» **Input material**
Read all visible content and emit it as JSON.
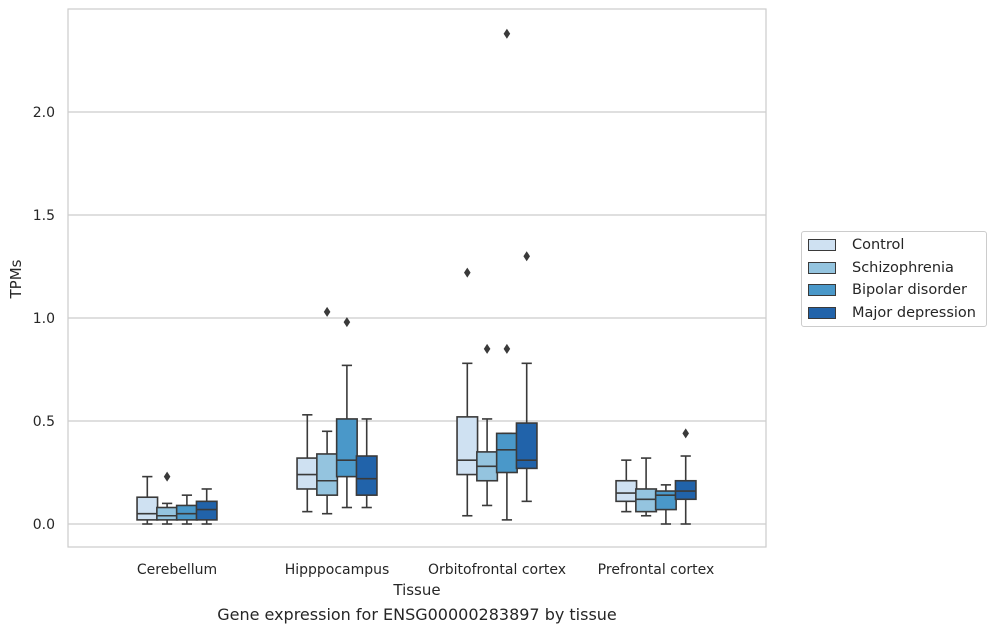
{
  "caption": "Gene expression for ENSG00000283897 by tissue",
  "colors": {
    "Control": "#cfe1f2",
    "Schizophrenia": "#94c4df",
    "Bipolar disorder": "#4a98c9",
    "Major depression": "#2163aa",
    "line": "#3a3a3a",
    "grid": "#cccccc"
  },
  "chart_data": {
    "type": "box",
    "xlabel": "Tissue",
    "ylabel": "TPMs",
    "ylim": [
      -0.12,
      2.5
    ],
    "yticks": [
      "0.0",
      "0.5",
      "1.0",
      "1.5",
      "2.0"
    ],
    "grid": "horizontal",
    "legend_position": "right-outside",
    "categories": [
      "Cerebellum",
      "Hipppocampus",
      "Orbitofrontal cortex",
      "Prefrontal cortex"
    ],
    "series": [
      {
        "name": "Control",
        "boxes": [
          {
            "whislo": 0.0,
            "q1": 0.02,
            "med": 0.05,
            "q3": 0.13,
            "whishi": 0.23,
            "fliers": []
          },
          {
            "whislo": 0.06,
            "q1": 0.17,
            "med": 0.24,
            "q3": 0.32,
            "whishi": 0.53,
            "fliers": []
          },
          {
            "whislo": 0.04,
            "q1": 0.24,
            "med": 0.31,
            "q3": 0.52,
            "whishi": 0.78,
            "fliers": [
              1.22
            ]
          },
          {
            "whislo": 0.06,
            "q1": 0.11,
            "med": 0.15,
            "q3": 0.21,
            "whishi": 0.31,
            "fliers": []
          }
        ]
      },
      {
        "name": "Schizophrenia",
        "boxes": [
          {
            "whislo": 0.0,
            "q1": 0.02,
            "med": 0.04,
            "q3": 0.08,
            "whishi": 0.1,
            "fliers": [
              0.23
            ]
          },
          {
            "whislo": 0.05,
            "q1": 0.14,
            "med": 0.21,
            "q3": 0.34,
            "whishi": 0.45,
            "fliers": [
              1.03
            ]
          },
          {
            "whislo": 0.09,
            "q1": 0.21,
            "med": 0.28,
            "q3": 0.35,
            "whishi": 0.51,
            "fliers": [
              0.85
            ]
          },
          {
            "whislo": 0.04,
            "q1": 0.06,
            "med": 0.12,
            "q3": 0.17,
            "whishi": 0.32,
            "fliers": []
          }
        ]
      },
      {
        "name": "Bipolar disorder",
        "boxes": [
          {
            "whislo": 0.0,
            "q1": 0.02,
            "med": 0.05,
            "q3": 0.09,
            "whishi": 0.14,
            "fliers": []
          },
          {
            "whislo": 0.08,
            "q1": 0.23,
            "med": 0.31,
            "q3": 0.51,
            "whishi": 0.77,
            "fliers": [
              0.98
            ]
          },
          {
            "whislo": 0.02,
            "q1": 0.25,
            "med": 0.36,
            "q3": 0.44,
            "whishi": 0.44,
            "fliers": [
              0.85,
              2.38
            ]
          },
          {
            "whislo": 0.0,
            "q1": 0.07,
            "med": 0.14,
            "q3": 0.16,
            "whishi": 0.19,
            "fliers": []
          }
        ]
      },
      {
        "name": "Major depression",
        "boxes": [
          {
            "whislo": 0.0,
            "q1": 0.02,
            "med": 0.07,
            "q3": 0.11,
            "whishi": 0.17,
            "fliers": []
          },
          {
            "whislo": 0.08,
            "q1": 0.14,
            "med": 0.22,
            "q3": 0.33,
            "whishi": 0.51,
            "fliers": []
          },
          {
            "whislo": 0.11,
            "q1": 0.27,
            "med": 0.31,
            "q3": 0.49,
            "whishi": 0.78,
            "fliers": [
              1.3
            ]
          },
          {
            "whislo": 0.0,
            "q1": 0.12,
            "med": 0.16,
            "q3": 0.21,
            "whishi": 0.33,
            "fliers": [
              0.44
            ]
          }
        ]
      }
    ]
  }
}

» **Your instructions**
Pictures don't belong in the copy. Transcribe every record exactly as it appears.

» **Exercise output**
Read all visible content and emit it as JSON.
{
  "caption": "Gene expression for ENSG00000283897 by tissue",
  "colors": {
    "Control": "#cfe1f2",
    "Schizophrenia": "#94c4df",
    "Bipolar disorder": "#4a98c9",
    "Major depression": "#2163aa",
    "line": "#3a3a3a",
    "grid": "#cccccc"
  },
  "chart_data": {
    "type": "box",
    "xlabel": "Tissue",
    "ylabel": "TPMs",
    "ylim": [
      -0.12,
      2.5
    ],
    "yticks": [
      "0.0",
      "0.5",
      "1.0",
      "1.5",
      "2.0"
    ],
    "grid": "horizontal",
    "legend_position": "right-outside",
    "categories": [
      "Cerebellum",
      "Hipppocampus",
      "Orbitofrontal cortex",
      "Prefrontal cortex"
    ],
    "series": [
      {
        "name": "Control",
        "boxes": [
          {
            "whislo": 0.0,
            "q1": 0.02,
            "med": 0.05,
            "q3": 0.13,
            "whishi": 0.23,
            "fliers": []
          },
          {
            "whislo": 0.06,
            "q1": 0.17,
            "med": 0.24,
            "q3": 0.32,
            "whishi": 0.53,
            "fliers": []
          },
          {
            "whislo": 0.04,
            "q1": 0.24,
            "med": 0.31,
            "q3": 0.52,
            "whishi": 0.78,
            "fliers": [
              1.22
            ]
          },
          {
            "whislo": 0.06,
            "q1": 0.11,
            "med": 0.15,
            "q3": 0.21,
            "whishi": 0.31,
            "fliers": []
          }
        ]
      },
      {
        "name": "Schizophrenia",
        "boxes": [
          {
            "whislo": 0.0,
            "q1": 0.02,
            "med": 0.04,
            "q3": 0.08,
            "whishi": 0.1,
            "fliers": [
              0.23
            ]
          },
          {
            "whislo": 0.05,
            "q1": 0.14,
            "med": 0.21,
            "q3": 0.34,
            "whishi": 0.45,
            "fliers": [
              1.03
            ]
          },
          {
            "whislo": 0.09,
            "q1": 0.21,
            "med": 0.28,
            "q3": 0.35,
            "whishi": 0.51,
            "fliers": [
              0.85
            ]
          },
          {
            "whislo": 0.04,
            "q1": 0.06,
            "med": 0.12,
            "q3": 0.17,
            "whishi": 0.32,
            "fliers": []
          }
        ]
      },
      {
        "name": "Bipolar disorder",
        "boxes": [
          {
            "whislo": 0.0,
            "q1": 0.02,
            "med": 0.05,
            "q3": 0.09,
            "whishi": 0.14,
            "fliers": []
          },
          {
            "whislo": 0.08,
            "q1": 0.23,
            "med": 0.31,
            "q3": 0.51,
            "whishi": 0.77,
            "fliers": [
              0.98
            ]
          },
          {
            "whislo": 0.02,
            "q1": 0.25,
            "med": 0.36,
            "q3": 0.44,
            "whishi": 0.44,
            "fliers": [
              0.85,
              2.38
            ]
          },
          {
            "whislo": 0.0,
            "q1": 0.07,
            "med": 0.14,
            "q3": 0.16,
            "whishi": 0.19,
            "fliers": []
          }
        ]
      },
      {
        "name": "Major depression",
        "boxes": [
          {
            "whislo": 0.0,
            "q1": 0.02,
            "med": 0.07,
            "q3": 0.11,
            "whishi": 0.17,
            "fliers": []
          },
          {
            "whislo": 0.08,
            "q1": 0.14,
            "med": 0.22,
            "q3": 0.33,
            "whishi": 0.51,
            "fliers": []
          },
          {
            "whislo": 0.11,
            "q1": 0.27,
            "med": 0.31,
            "q3": 0.49,
            "whishi": 0.78,
            "fliers": [
              1.3
            ]
          },
          {
            "whislo": 0.0,
            "q1": 0.12,
            "med": 0.16,
            "q3": 0.21,
            "whishi": 0.33,
            "fliers": [
              0.44
            ]
          }
        ]
      }
    ]
  }
}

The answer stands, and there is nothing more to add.